**TASK DESCRIPTION:**
Report how many lines contain "from"; state the number and nothing else.

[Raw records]

--- Start ---

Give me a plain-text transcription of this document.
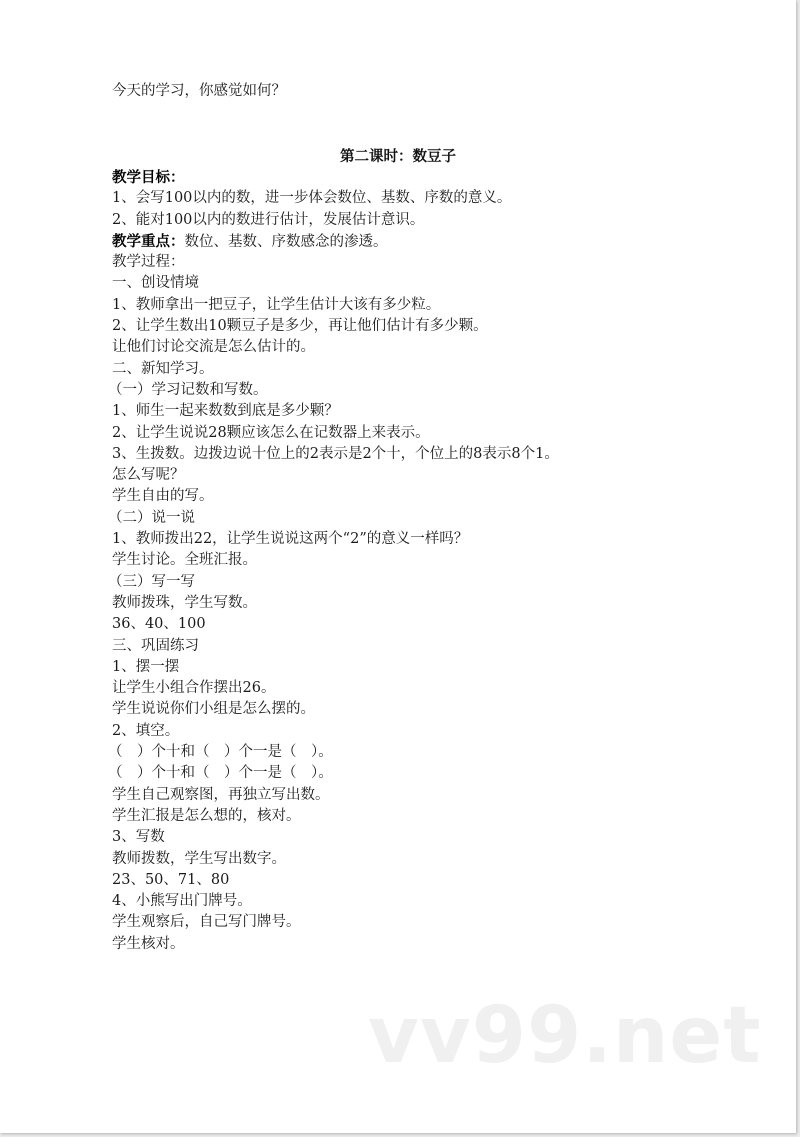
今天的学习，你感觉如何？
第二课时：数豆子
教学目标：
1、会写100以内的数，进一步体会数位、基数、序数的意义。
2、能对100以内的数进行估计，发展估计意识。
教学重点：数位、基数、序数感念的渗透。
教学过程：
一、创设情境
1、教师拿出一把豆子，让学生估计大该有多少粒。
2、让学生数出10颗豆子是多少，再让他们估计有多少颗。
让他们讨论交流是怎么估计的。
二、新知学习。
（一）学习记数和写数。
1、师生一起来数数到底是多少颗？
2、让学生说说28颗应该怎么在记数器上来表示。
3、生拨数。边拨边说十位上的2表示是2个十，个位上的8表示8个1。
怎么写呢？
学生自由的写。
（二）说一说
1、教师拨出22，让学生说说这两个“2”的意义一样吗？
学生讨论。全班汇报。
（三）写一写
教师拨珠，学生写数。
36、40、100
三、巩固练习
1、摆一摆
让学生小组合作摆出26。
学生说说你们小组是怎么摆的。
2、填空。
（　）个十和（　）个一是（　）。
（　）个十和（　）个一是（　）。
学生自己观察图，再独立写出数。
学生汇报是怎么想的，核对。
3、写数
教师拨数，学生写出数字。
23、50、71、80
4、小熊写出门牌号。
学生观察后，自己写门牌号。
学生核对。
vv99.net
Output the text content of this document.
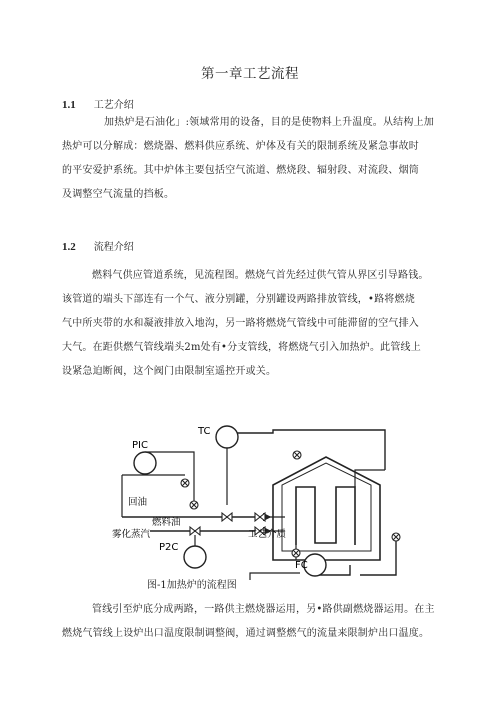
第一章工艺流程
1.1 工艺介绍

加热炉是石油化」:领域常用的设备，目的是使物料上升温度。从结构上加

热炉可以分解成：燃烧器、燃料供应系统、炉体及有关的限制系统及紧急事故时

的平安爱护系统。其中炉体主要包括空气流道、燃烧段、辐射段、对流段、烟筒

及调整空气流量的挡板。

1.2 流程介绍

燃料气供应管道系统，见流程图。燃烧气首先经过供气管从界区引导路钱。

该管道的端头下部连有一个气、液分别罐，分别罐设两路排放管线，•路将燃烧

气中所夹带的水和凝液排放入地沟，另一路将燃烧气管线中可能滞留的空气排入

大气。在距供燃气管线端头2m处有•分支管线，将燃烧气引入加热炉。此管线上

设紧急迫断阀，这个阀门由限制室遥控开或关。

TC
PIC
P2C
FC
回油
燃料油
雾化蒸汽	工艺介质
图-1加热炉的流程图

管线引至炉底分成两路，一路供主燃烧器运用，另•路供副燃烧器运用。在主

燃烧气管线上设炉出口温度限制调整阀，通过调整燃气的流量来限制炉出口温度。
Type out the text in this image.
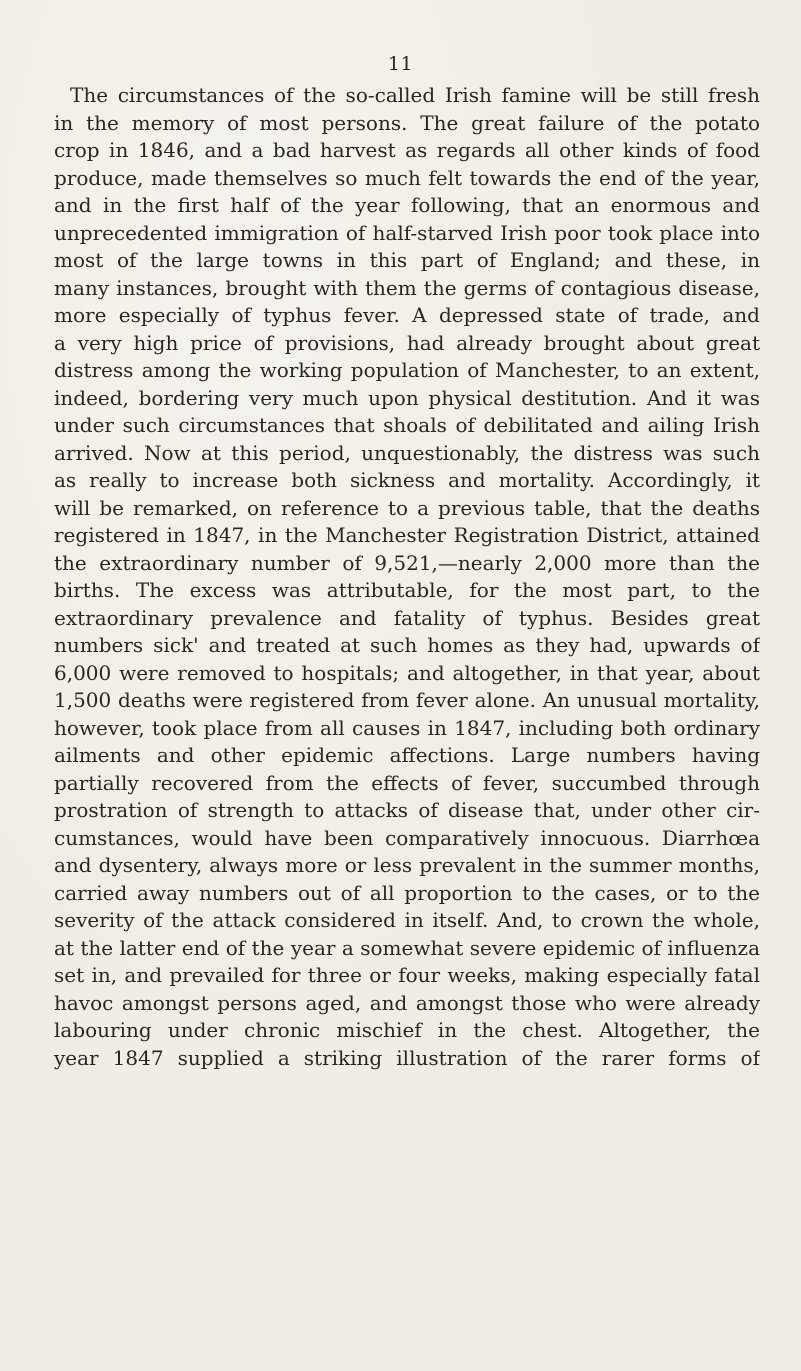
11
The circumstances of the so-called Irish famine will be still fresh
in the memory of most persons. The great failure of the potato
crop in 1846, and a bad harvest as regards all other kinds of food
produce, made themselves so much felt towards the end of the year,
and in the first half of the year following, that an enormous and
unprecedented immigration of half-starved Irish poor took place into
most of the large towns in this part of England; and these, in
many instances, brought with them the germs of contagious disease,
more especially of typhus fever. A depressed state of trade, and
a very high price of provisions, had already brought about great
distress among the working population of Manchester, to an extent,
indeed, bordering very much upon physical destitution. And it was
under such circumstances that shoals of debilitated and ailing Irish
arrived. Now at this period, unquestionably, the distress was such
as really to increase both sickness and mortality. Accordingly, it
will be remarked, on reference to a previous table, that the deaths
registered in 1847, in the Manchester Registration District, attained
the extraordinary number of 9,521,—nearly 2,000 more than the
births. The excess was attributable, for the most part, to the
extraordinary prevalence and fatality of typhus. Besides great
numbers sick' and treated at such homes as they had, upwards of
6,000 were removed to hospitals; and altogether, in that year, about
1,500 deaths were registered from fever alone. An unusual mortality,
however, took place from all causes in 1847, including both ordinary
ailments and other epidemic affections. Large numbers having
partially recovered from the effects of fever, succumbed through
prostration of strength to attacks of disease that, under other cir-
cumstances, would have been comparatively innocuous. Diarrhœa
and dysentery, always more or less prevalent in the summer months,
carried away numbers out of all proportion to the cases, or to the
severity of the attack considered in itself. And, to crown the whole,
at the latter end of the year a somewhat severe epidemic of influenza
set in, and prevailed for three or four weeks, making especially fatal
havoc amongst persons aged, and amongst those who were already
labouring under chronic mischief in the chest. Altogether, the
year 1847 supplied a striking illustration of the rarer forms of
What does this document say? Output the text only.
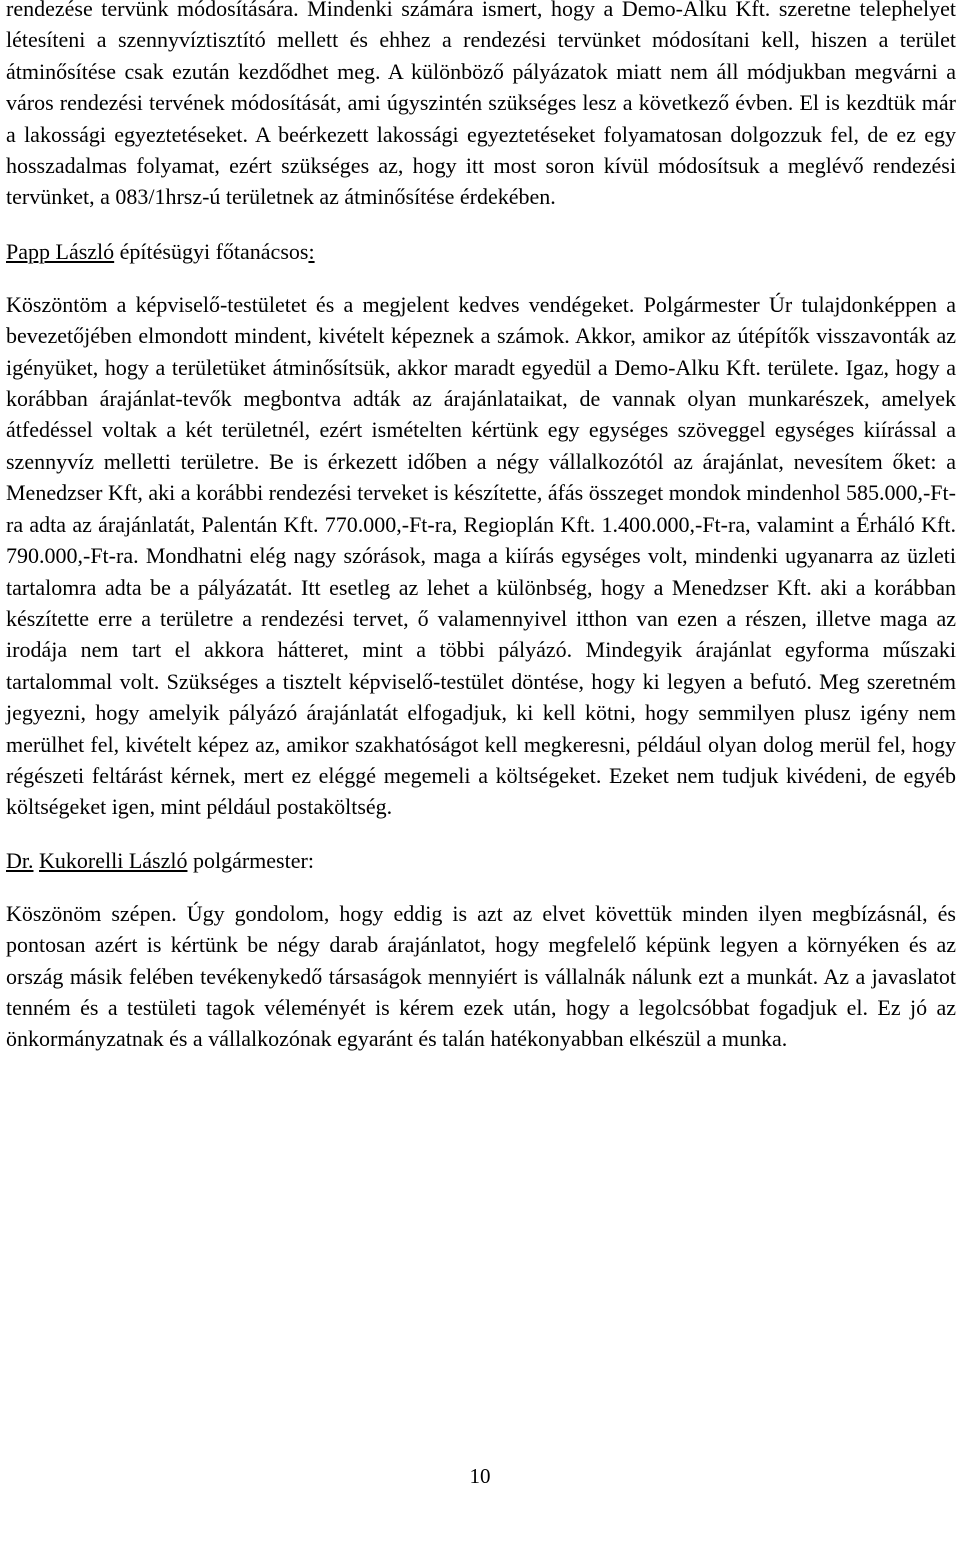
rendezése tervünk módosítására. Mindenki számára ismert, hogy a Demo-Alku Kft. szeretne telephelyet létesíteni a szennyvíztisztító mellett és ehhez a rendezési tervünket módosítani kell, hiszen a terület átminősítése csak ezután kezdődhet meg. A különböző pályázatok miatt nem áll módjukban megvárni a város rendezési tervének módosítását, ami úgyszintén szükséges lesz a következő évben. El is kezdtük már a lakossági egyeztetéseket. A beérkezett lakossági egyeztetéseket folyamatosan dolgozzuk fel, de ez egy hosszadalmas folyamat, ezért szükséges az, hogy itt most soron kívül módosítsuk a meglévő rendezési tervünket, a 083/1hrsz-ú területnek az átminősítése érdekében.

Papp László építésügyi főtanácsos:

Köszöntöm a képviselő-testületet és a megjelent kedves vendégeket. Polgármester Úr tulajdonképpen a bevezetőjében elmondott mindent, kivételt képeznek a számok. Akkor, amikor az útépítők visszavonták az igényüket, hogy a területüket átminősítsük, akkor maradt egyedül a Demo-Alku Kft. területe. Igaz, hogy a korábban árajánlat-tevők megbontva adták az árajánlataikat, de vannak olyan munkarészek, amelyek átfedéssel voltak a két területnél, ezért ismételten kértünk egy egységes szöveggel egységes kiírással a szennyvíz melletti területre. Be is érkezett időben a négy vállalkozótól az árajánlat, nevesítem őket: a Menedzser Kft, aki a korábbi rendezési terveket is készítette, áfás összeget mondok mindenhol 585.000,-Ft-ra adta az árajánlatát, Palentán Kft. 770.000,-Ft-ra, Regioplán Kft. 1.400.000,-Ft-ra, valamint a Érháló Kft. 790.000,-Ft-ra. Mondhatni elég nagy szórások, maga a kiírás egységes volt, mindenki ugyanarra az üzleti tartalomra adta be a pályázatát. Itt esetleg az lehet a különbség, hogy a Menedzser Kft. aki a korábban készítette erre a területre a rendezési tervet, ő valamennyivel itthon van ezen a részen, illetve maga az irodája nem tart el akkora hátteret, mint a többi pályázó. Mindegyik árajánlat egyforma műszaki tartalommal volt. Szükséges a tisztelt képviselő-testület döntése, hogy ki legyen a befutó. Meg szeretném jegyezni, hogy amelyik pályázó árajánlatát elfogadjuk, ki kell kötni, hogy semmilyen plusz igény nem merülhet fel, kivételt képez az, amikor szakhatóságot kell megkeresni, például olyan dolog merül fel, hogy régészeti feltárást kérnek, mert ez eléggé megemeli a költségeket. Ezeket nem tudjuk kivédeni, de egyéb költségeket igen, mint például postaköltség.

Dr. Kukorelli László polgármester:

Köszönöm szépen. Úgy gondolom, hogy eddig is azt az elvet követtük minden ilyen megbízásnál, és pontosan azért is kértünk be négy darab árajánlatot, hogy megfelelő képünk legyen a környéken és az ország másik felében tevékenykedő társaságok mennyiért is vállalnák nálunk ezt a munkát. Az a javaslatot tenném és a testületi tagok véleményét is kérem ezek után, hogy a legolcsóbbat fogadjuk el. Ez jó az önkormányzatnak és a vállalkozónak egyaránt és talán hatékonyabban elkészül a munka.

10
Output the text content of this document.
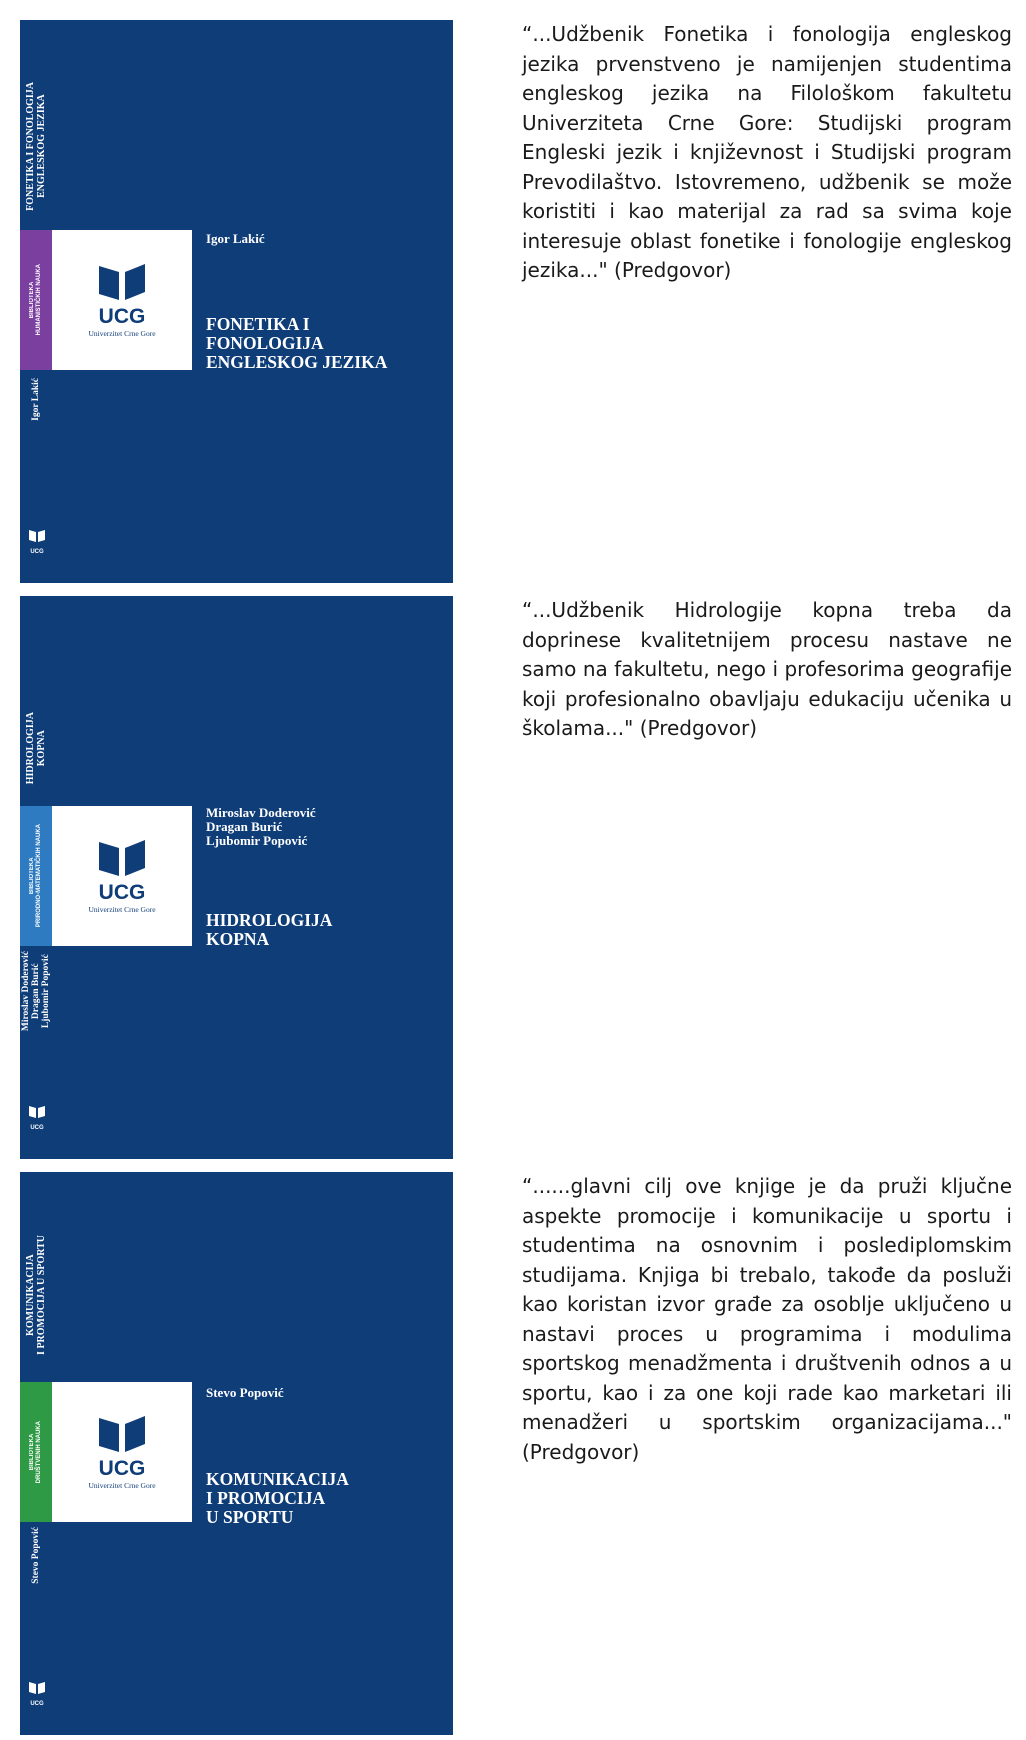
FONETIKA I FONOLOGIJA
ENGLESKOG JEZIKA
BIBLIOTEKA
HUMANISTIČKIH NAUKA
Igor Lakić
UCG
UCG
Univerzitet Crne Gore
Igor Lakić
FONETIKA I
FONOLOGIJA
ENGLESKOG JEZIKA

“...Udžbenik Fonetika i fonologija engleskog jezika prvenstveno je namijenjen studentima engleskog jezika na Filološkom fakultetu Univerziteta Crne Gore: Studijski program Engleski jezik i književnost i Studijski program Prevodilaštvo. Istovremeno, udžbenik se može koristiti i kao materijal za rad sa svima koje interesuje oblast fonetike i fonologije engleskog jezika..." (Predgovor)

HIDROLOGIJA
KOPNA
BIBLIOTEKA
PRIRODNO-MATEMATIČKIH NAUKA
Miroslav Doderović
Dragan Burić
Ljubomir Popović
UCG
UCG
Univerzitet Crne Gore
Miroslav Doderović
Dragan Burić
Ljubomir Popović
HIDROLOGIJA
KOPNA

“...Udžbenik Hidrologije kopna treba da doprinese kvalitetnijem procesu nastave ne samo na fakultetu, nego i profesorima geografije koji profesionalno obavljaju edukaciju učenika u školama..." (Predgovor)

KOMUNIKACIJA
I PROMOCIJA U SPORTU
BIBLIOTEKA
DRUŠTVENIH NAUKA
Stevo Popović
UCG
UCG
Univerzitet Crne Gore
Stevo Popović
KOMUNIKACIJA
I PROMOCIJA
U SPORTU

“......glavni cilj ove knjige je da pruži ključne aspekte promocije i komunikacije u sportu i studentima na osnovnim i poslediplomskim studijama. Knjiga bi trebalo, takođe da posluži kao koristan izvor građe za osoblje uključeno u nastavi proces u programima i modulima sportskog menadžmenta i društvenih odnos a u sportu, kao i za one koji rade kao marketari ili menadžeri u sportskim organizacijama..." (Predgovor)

--- End ---

**FINAL ANSWER:**
3